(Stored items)
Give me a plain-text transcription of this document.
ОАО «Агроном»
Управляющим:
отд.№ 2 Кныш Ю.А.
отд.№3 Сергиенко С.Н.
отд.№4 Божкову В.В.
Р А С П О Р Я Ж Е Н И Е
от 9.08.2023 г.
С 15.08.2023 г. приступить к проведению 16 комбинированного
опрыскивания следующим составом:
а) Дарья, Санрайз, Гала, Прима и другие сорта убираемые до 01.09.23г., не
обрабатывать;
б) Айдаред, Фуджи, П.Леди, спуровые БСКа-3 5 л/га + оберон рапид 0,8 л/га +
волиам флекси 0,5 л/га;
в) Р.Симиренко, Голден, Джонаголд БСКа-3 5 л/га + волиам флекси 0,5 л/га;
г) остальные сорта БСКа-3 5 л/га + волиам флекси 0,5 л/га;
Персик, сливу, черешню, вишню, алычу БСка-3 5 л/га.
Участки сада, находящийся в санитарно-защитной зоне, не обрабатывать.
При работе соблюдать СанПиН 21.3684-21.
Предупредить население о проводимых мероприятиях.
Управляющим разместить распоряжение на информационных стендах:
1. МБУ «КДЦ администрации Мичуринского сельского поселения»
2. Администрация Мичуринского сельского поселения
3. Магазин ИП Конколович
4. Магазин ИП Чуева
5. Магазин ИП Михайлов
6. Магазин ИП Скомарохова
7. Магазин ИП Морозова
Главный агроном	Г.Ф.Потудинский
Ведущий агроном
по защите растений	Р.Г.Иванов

* WHAT TO DO *
Retype every entry word for word.

* EXERCISE ANSWER *
Give me a plain-text transcription of this document.
ОАО «Агроном»
Управляющим:
отд.№ 2 Кныш Ю.А.
отд.№3 Сергиенко С.Н.
отд.№4 Божкову В.В.
Р А С П О Р Я Ж Е Н И Е
от 9.08.2023 г.
С 15.08.2023 г. приступить к проведению 16 комбинированного
опрыскивания следующим составом:
а) Дарья, Санрайз, Гала, Прима и другие сорта убираемые до 01.09.23г., не
обрабатывать;
б) Айдаред, Фуджи, П.Леди, спуровые БСКа-3 5 л/га + оберон рапид 0,8 л/га +
волиам флекси 0,5 л/га;
в) Р.Симиренко, Голден, Джонаголд БСКа-3 5 л/га + волиам флекси 0,5 л/га;
г) остальные сорта БСКа-3 5 л/га + волиам флекси 0,5 л/га;
Персик, сливу, черешню, вишню, алычу БСка-3 5 л/га.
Участки сада, находящийся в санитарно-защитной зоне, не обрабатывать.
При работе соблюдать СанПиН 21.3684-21.
Предупредить население о проводимых мероприятиях.
Управляющим разместить распоряжение на информационных стендах:
1. МБУ «КДЦ администрации Мичуринского сельского поселения»
2. Администрация Мичуринского сельского поселения
3. Магазин ИП Конколович
4. Магазин ИП Чуева
5. Магазин ИП Михайлов
6. Магазин ИП Скомарохова
7. Магазин ИП Морозова
Главный агроном	Г.Ф.Потудинский
Ведущий агроном
по защите растений	Р.Г.Иванов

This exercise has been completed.